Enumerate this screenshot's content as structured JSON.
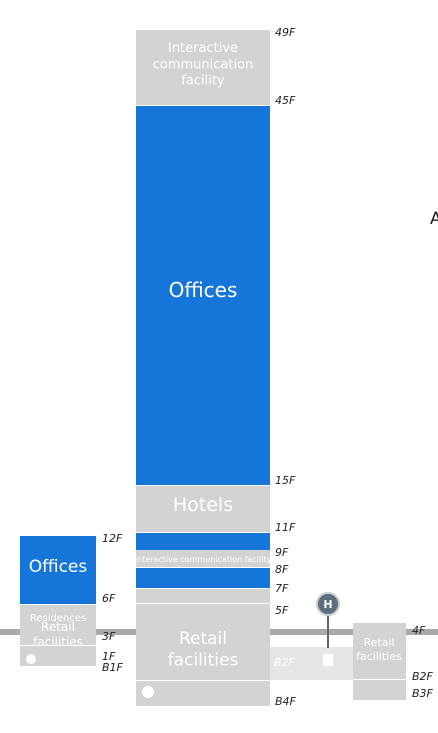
{
  "tower": {
    "top": "Interactive communication facility",
    "offices": "Offices",
    "hotels": "Hotels",
    "strip": "Interactive communication facility",
    "retail": "Retail facilities",
    "floors": [
      "49F",
      "45F",
      "15F",
      "11F",
      "9F",
      "8F",
      "7F",
      "5F",
      "B4F"
    ]
  },
  "left": {
    "offices": "Offices",
    "residences": "Residences",
    "retail": "Retail facilities",
    "floors": [
      "12F",
      "6F",
      "3F",
      "1F",
      "B1F"
    ]
  },
  "station": {
    "icon": "H",
    "floor": "B2F"
  },
  "right": {
    "retail": "Retail facilities",
    "floors": [
      "4F",
      "B2F",
      "B3F"
    ]
  },
  "edge": "A"
}
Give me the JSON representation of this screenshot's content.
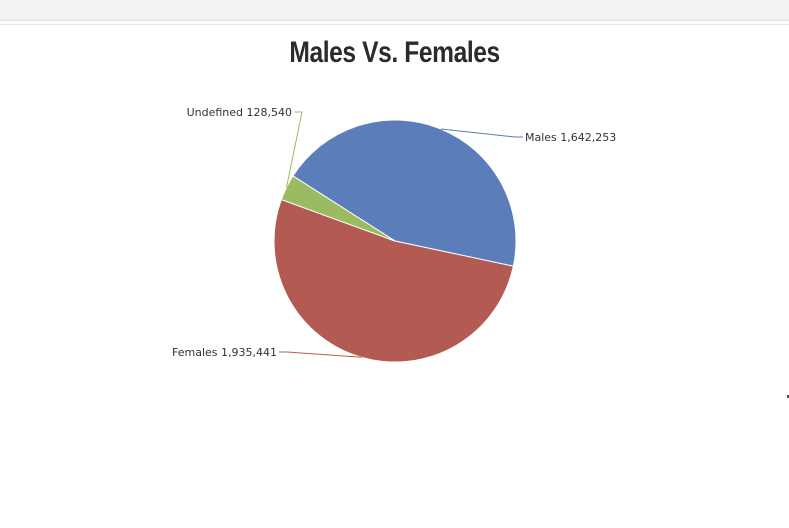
{
  "chart_data": {
    "type": "pie",
    "title": "Males Vs. Females",
    "slices": [
      {
        "name": "Males",
        "value": 1642253,
        "value_label": "1,642,253",
        "color": "#5b7db9"
      },
      {
        "name": "Females",
        "value": 1935441,
        "value_label": "1,935,441",
        "color": "#b35b52"
      },
      {
        "name": "Undefined",
        "value": 128540,
        "value_label": "128,540",
        "color": "#9bbb62"
      }
    ],
    "start_angle_deg": -57.5,
    "direction": "clockwise",
    "legend": "none",
    "data_labels": "outside-with-leader-lines"
  }
}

******************************

**Given problem**
Copy everything in the records above except the pictures, exactly as written.

**Problem solution**
Enumerate this screenshot's content as structured JSON.
{
  "tower": {
    "top": "Interactive communication facility",
    "offices": "Offices",
    "hotels": "Hotels",
    "strip": "Interactive communication facility",
    "retail": "Retail facilities",
    "floors": [
      "49F",
      "45F",
      "15F",
      "11F",
      "9F",
      "8F",
      "7F",
      "5F",
      "B4F"
    ]
  },
  "left": {
    "offices": "Offices",
    "residences": "Residences",
    "retail": "Retail facilities",
    "floors": [
      "12F",
      "6F",
      "3F",
      "1F",
      "B1F"
    ]
  },
  "station": {
    "icon": "H",
    "floor": "B2F"
  },
  "right": {
    "retail": "Retail facilities",
    "floors": [
      "4F",
      "B2F",
      "B3F"
    ]
  },
  "edge": "A"
}
Give me the JSON representation of this screenshot's content.
{
  "chart_data": {
    "type": "pie",
    "title": "Males Vs. Females",
    "slices": [
      {
        "name": "Males",
        "value": 1642253,
        "value_label": "1,642,253",
        "color": "#5b7db9"
      },
      {
        "name": "Females",
        "value": 1935441,
        "value_label": "1,935,441",
        "color": "#b35b52"
      },
      {
        "name": "Undefined",
        "value": 128540,
        "value_label": "128,540",
        "color": "#9bbb62"
      }
    ],
    "start_angle_deg": -57.5,
    "direction": "clockwise",
    "legend": "none",
    "data_labels": "outside-with-leader-lines"
  }
}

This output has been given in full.